Short problem
Each line containing the word "their" must be collected.

Records supplied
— BEGIN —
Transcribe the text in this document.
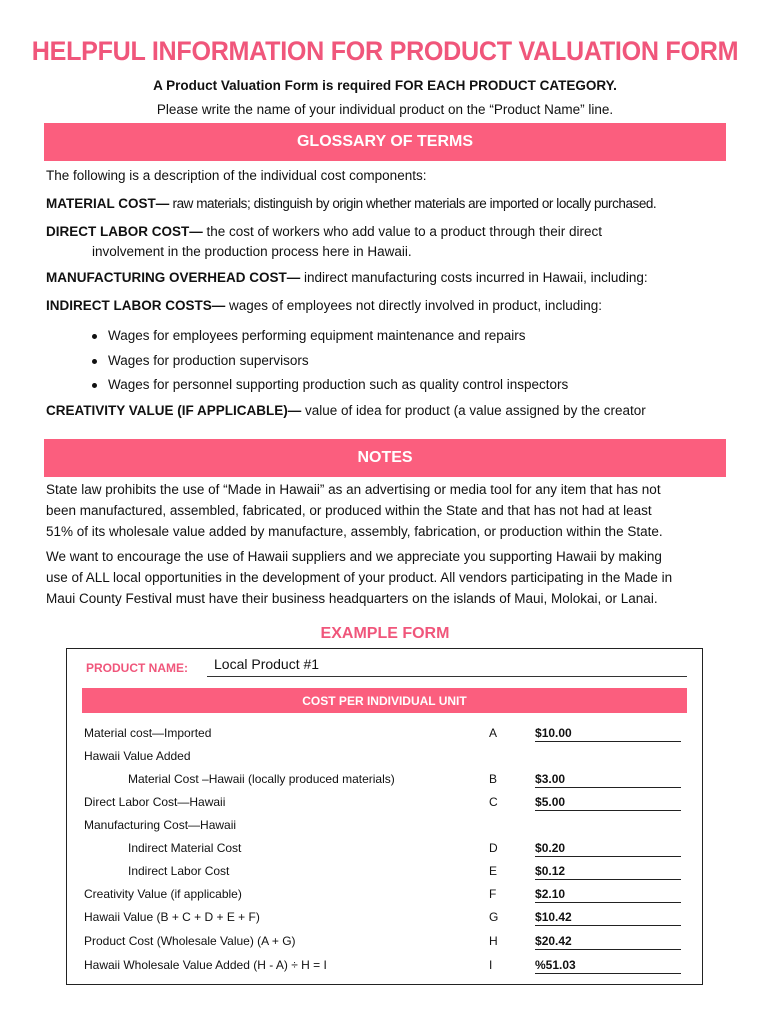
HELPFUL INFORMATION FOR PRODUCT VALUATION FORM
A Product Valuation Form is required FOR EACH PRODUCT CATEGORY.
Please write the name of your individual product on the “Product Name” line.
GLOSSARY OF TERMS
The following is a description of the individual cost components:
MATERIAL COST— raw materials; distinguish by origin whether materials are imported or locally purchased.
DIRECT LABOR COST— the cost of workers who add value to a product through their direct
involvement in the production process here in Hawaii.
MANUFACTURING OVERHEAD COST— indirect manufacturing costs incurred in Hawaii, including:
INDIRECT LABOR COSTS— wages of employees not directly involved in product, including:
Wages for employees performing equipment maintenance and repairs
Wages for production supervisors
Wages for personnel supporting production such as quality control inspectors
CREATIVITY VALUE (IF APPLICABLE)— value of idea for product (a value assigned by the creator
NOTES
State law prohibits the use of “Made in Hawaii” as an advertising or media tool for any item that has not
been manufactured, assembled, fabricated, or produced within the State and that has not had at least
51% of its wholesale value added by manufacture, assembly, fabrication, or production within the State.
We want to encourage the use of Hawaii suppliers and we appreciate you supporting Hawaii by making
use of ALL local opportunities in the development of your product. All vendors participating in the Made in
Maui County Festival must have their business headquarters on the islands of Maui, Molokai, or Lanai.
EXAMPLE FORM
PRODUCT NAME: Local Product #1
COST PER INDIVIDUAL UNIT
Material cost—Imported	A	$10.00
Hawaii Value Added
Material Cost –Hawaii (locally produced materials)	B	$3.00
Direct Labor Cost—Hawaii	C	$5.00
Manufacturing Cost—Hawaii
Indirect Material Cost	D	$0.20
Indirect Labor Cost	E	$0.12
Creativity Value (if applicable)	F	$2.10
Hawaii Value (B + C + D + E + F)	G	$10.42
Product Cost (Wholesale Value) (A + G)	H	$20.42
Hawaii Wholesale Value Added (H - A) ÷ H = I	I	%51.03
— END —
Correct answer
DIRECT LABOR COST— the cost of workers who add value to a product through their direct
Maui County Festival must have their business headquarters on the islands of Maui, Molokai, or Lanai.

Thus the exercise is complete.